SET TASK: Set down the material below word for word, excluding the pictures.

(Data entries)
┌────────

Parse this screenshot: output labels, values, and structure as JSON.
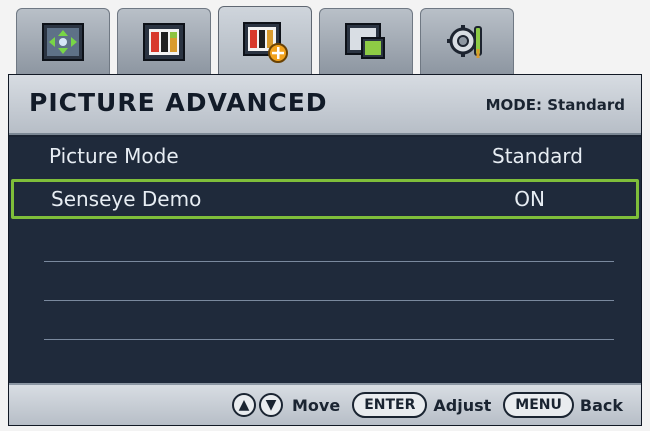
{
  "tabs": [
    {
      "icon": "display-adjust-icon",
      "active": false
    },
    {
      "icon": "picture-color-icon",
      "active": false
    },
    {
      "icon": "picture-advanced-icon",
      "active": true
    },
    {
      "icon": "pip-window-icon",
      "active": false
    },
    {
      "icon": "system-settings-icon",
      "active": false
    }
  ],
  "header": {
    "title": "PICTURE ADVANCED",
    "mode": "MODE: Standard"
  },
  "menu": [
    {
      "label": "Picture Mode",
      "value": "Standard",
      "selected": false
    },
    {
      "label": "Senseye Demo",
      "value": "ON",
      "selected": true
    }
  ],
  "footer": {
    "move_label": "Move",
    "enter_key": "ENTER",
    "adjust_label": "Adjust",
    "menu_key": "MENU",
    "back_label": "Back"
  },
  "colors": {
    "panel_background": "#1f2a3b",
    "selection_border": "#7fbe3a",
    "header_background": "#c8ced5"
  }
}
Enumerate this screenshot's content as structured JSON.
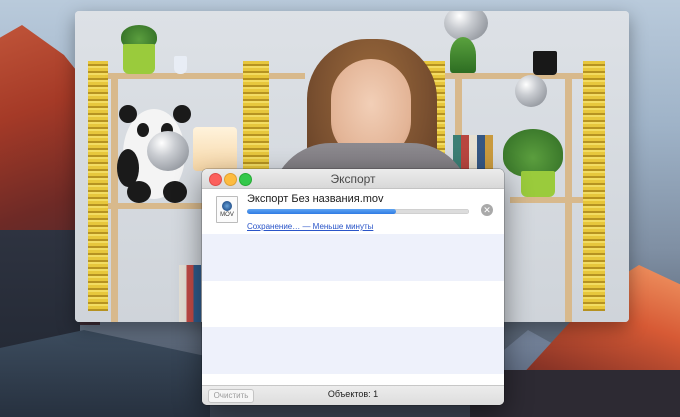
{
  "video": {},
  "dialog": {
    "title": "Экспорт",
    "item": {
      "icon_label": "MOV",
      "file_name": "Экспорт Без названия.mov",
      "progress": 0.67,
      "status": "Сохранение… — Меньше минуты"
    },
    "footer": {
      "clear_label": "Очистить",
      "count_text": "Объектов: 1"
    }
  },
  "colors": {
    "progress": "#2f7be4",
    "link": "#2a55c8",
    "close": "#fc605c",
    "minimize": "#fdbc40",
    "zoom": "#34c84a",
    "row_alt": "#eef1fb"
  }
}
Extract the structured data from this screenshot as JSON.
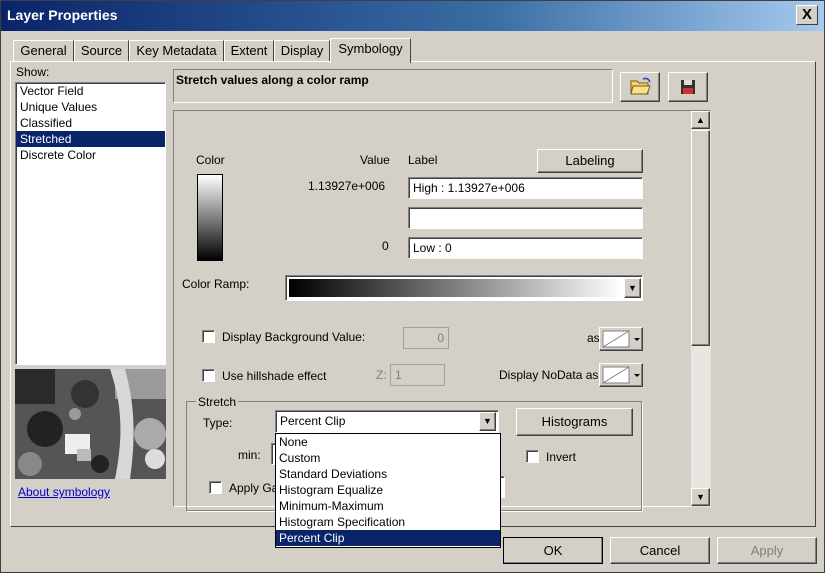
{
  "window": {
    "title": "Layer Properties",
    "close": "X"
  },
  "tabs": [
    "General",
    "Source",
    "Key Metadata",
    "Extent",
    "Display",
    "Symbology"
  ],
  "show": {
    "label": "Show:",
    "items": [
      "Vector Field",
      "Unique Values",
      "Classified",
      "Stretched",
      "Discrete Color"
    ],
    "selected": "Stretched"
  },
  "about_link": "About symbology",
  "description": "Stretch values along a color ramp",
  "columns": {
    "color": "Color",
    "value": "Value",
    "label": "Label"
  },
  "labeling_button": "Labeling",
  "high": {
    "value": "1.13927e+006",
    "label": "High : 1.13927e+006"
  },
  "middle": {
    "label": ""
  },
  "low": {
    "value": "0",
    "label": "Low : 0"
  },
  "color_ramp_label": "Color Ramp:",
  "background": {
    "label": "Display Background Value:",
    "value": "0",
    "as": "as"
  },
  "hillshade": {
    "label": "Use hillshade effect",
    "z_label": "Z:",
    "z_value": "1"
  },
  "nodata": {
    "label": "Display NoData as"
  },
  "stretch": {
    "legend": "Stretch",
    "type_label": "Type:",
    "type_value": "Percent Clip",
    "histograms_button": "Histograms",
    "min_label": "min:",
    "invert_label": "Invert",
    "apply_label": "Apply Ga"
  },
  "type_options": [
    "None",
    "Custom",
    "Standard Deviations",
    "Histogram Equalize",
    "Minimum-Maximum",
    "Histogram Specification",
    "Percent Clip"
  ],
  "footer": {
    "ok": "OK",
    "cancel": "Cancel",
    "apply": "Apply"
  },
  "colors": {
    "title_start": "#0a246a",
    "selection": "#0a246a",
    "face": "#d4d0c8"
  }
}
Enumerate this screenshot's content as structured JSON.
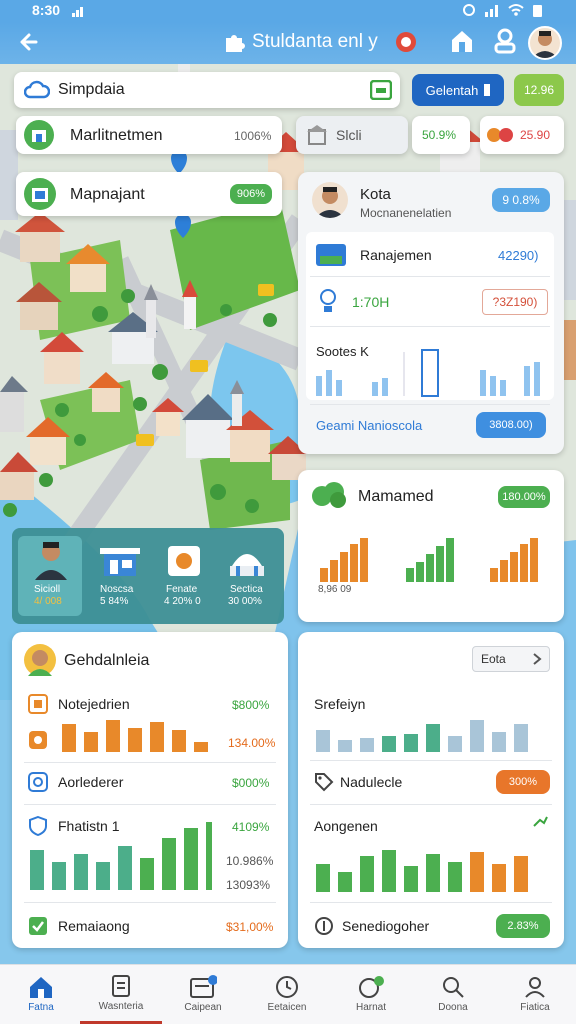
{
  "status_bar": {
    "time": "8:30"
  },
  "header": {
    "title": "Stuldanta enl y"
  },
  "search": {
    "value": "Simpdaia",
    "button_label": "Gelentah",
    "badge": "12.96"
  },
  "row2": {
    "card_label": "Marlitnetmen",
    "card_value": "1006%",
    "mid_label": "Slcli",
    "mid_value": "50.9%",
    "right_value": "25.90"
  },
  "row3": {
    "label": "Mapnajant",
    "value": "906%"
  },
  "kota_panel": {
    "name": "Kota",
    "subtitle": "Mocnanenelatien",
    "badge": "9 0.8%",
    "row1_label": "Ranajemen",
    "row1_value": "42290)",
    "row2_label": "1:70H",
    "row2_value": "?3Z190)",
    "chart_label": "Sootes K",
    "footer_label": "Geami Nanioscola",
    "footer_value": "3808.00)"
  },
  "thumbs": [
    {
      "label": "Sicioll",
      "value": "4/ 008"
    },
    {
      "label": "Noscsa",
      "value": "5 84%"
    },
    {
      "label": "Fenate",
      "value": "4 20% 0"
    },
    {
      "label": "Sectica",
      "value": "30 00%"
    }
  ],
  "mamamed": {
    "title": "Mamamed",
    "badge": "180.00%",
    "axis": "8,96 09"
  },
  "left_panel": {
    "title": "Gehdalnleia",
    "row1_label": "Notejedrien",
    "row1_value": "$800%",
    "row2_value": "134.00%",
    "row3_label": "Aorlederer",
    "row3_value": "$000%",
    "row4_label": "Fhatistn 1",
    "row4_value": "4109%",
    "chart_v1": "10.986%",
    "chart_v2": "13093%",
    "row5_label": "Remaiaong",
    "row5_value": "$31,00%"
  },
  "right_panel": {
    "dropdown": "Eota",
    "label1": "Srefeiyn",
    "label2": "Nadulecle",
    "badge2": "300%",
    "label3": "Aongenen",
    "footer_label": "Senediogoher",
    "footer_badge": "2.83%"
  },
  "bottom_nav": [
    {
      "label": "Fatna"
    },
    {
      "label": "Wasnteria"
    },
    {
      "label": "Caipean"
    },
    {
      "label": "Eetaicen"
    },
    {
      "label": "Harnat"
    },
    {
      "label": "Doona"
    },
    {
      "label": "Fiatica"
    }
  ],
  "colors": {
    "accent_blue": "#1f77d8",
    "green": "#4caf50",
    "orange": "#e8892a",
    "header_bg": "#5aa8e6"
  }
}
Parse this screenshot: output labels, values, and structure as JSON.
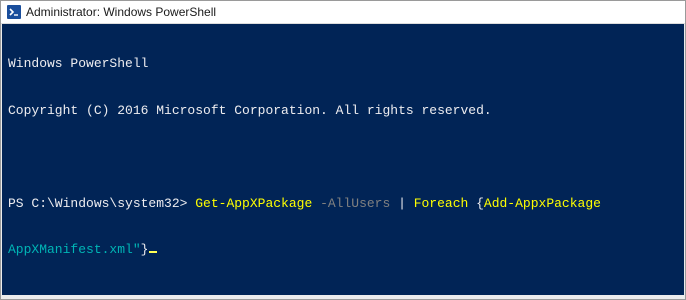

└────────

SOLUTION FOR THIS TASK:
Parse this screenshot: output labels, values, and structure as JSON.
{
  "tabs": [
    {
      "icon": "display-adjust-icon",
      "active": false
    },
    {
      "icon": "picture-color-icon",
      "active": false
    },
    {
      "icon": "picture-advanced-icon",
      "active": true
    },
    {
      "icon": "pip-window-icon",
      "active": false
    },
    {
      "icon": "system-settings-icon",
      "active": false
    }
  ],
  "header": {
    "title": "PICTURE ADVANCED",
    "mode": "MODE: Standard"
  },
  "menu": [
    {
      "label": "Picture Mode",
      "value": "Standard",
      "selected": false
    },
    {
      "label": "Senseye Demo",
      "value": "ON",
      "selected": true
    }
  ],
  "footer": {
    "move_label": "Move",
    "enter_key": "ENTER",
    "adjust_label": "Adjust",
    "menu_key": "MENU",
    "back_label": "Back"
  },
  "colors": {
    "panel_background": "#1f2a3b",
    "selection_border": "#7fbe3a",
    "header_background": "#c8ced5"
  }
}
Enumerate this screenshot's content as structured JSON.
{
  "video": {},
  "dialog": {
    "title": "Экспорт",
    "item": {
      "icon_label": "MOV",
      "file_name": "Экспорт Без названия.mov",
      "progress": 0.67,
      "status": "Сохранение… — Меньше минуты"
    },
    "footer": {
      "clear_label": "Очистить",
      "count_text": "Объектов: 1"
    }
  },
  "colors": {
    "progress": "#2f7be4",
    "link": "#2a55c8",
    "close": "#fc605c",
    "minimize": "#fdbc40",
    "zoom": "#34c84a",
    "row_alt": "#eef1fb"
  }
}
Extract the structured data from this screenshot as JSON.
{
  "window": {
    "title": "Layer Properties",
    "close": "X"
  },
  "tabs": [
    "General",
    "Source",
    "Key Metadata",
    "Extent",
    "Display",
    "Symbology"
  ],
  "show": {
    "label": "Show:",
    "items": [
      "Vector Field",
      "Unique Values",
      "Classified",
      "Stretched",
      "Discrete Color"
    ],
    "selected": "Stretched"
  },
  "about_link": "About symbology",
  "description": "Stretch values along a color ramp",
  "columns": {
    "color": "Color",
    "value": "Value",
    "label": "Label"
  },
  "labeling_button": "Labeling",
  "high": {
    "value": "1.13927e+006",
    "label": "High : 1.13927e+006"
  },
  "middle": {
    "label": ""
  },
  "low": {
    "value": "0",
    "label": "Low : 0"
  },
  "color_ramp_label": "Color Ramp:",
  "background": {
    "label": "Display Background Value:",
    "value": "0",
    "as": "as"
  },
  "hillshade": {
    "label": "Use hillshade effect",
    "z_label": "Z:",
    "z_value": "1"
  },
  "nodata": {
    "label": "Display NoData as"
  },
  "stretch": {
    "legend": "Stretch",
    "type_label": "Type:",
    "type_value": "Percent Clip",
    "histograms_button": "Histograms",
    "min_label": "min:",
    "invert_label": "Invert",
    "apply_label": "Apply Ga"
  },
  "type_options": [
    "None",
    "Custom",
    "Standard Deviations",
    "Histogram Equalize",
    "Minimum-Maximum",
    "Histogram Specification",
    "Percent Clip"
  ],
  "footer": {
    "ok": "OK",
    "cancel": "Cancel",
    "apply": "Apply"
  },
  "colors": {
    "title_start": "#0a246a",
    "selection": "#0a246a",
    "face": "#d4d0c8"
  }
}
Enumerate this screenshot's content as structured JSON.
{
  "status_bar": {
    "time": "8:30"
  },
  "header": {
    "title": "Stuldanta enl y"
  },
  "search": {
    "value": "Simpdaia",
    "button_label": "Gelentah",
    "badge": "12.96"
  },
  "row2": {
    "card_label": "Marlitnetmen",
    "card_value": "1006%",
    "mid_label": "Slcli",
    "mid_value": "50.9%",
    "right_value": "25.90"
  },
  "row3": {
    "label": "Mapnajant",
    "value": "906%"
  },
  "kota_panel": {
    "name": "Kota",
    "subtitle": "Mocnanenelatien",
    "badge": "9 0.8%",
    "row1_label": "Ranajemen",
    "row1_value": "42290)",
    "row2_label": "1:70H",
    "row2_value": "?3Z190)",
    "chart_label": "Sootes K",
    "footer_label": "Geami Nanioscola",
    "footer_value": "3808.00)"
  },
  "thumbs": [
    {
      "label": "Sicioll",
      "value": "4/ 008"
    },
    {
      "label": "Noscsa",
      "value": "5 84%"
    },
    {
      "label": "Fenate",
      "value": "4 20% 0"
    },
    {
      "label": "Sectica",
      "value": "30 00%"
    }
  ],
  "mamamed": {
    "title": "Mamamed",
    "badge": "180.00%",
    "axis": "8,96 09"
  },
  "left_panel": {
    "title": "Gehdalnleia",
    "row1_label": "Notejedrien",
    "row1_value": "$800%",
    "row2_value": "134.00%",
    "row3_label": "Aorlederer",
    "row3_value": "$000%",
    "row4_label": "Fhatistn 1",
    "row4_value": "4109%",
    "chart_v1": "10.986%",
    "chart_v2": "13093%",
    "row5_label": "Remaiaong",
    "row5_value": "$31,00%"
  },
  "right_panel": {
    "dropdown": "Eota",
    "label1": "Srefeiyn",
    "label2": "Nadulecle",
    "badge2": "300%",
    "label3": "Aongenen",
    "footer_label": "Senediogoher",
    "footer_badge": "2.83%"
  },
  "bottom_nav": [
    {
      "label": "Fatna"
    },
    {
      "label": "Wasnteria"
    },
    {
      "label": "Caipean"
    },
    {
      "label": "Eetaicen"
    },
    {
      "label": "Harnat"
    },
    {
      "label": "Doona"
    },
    {
      "label": "Fiatica"
    }
  ],
  "colors": {
    "accent_blue": "#1f77d8",
    "green": "#4caf50",
    "orange": "#e8892a",
    "header_bg": "#5aa8e6"
  }
}
Parse this screenshot: output labels, values, and structure as JSON.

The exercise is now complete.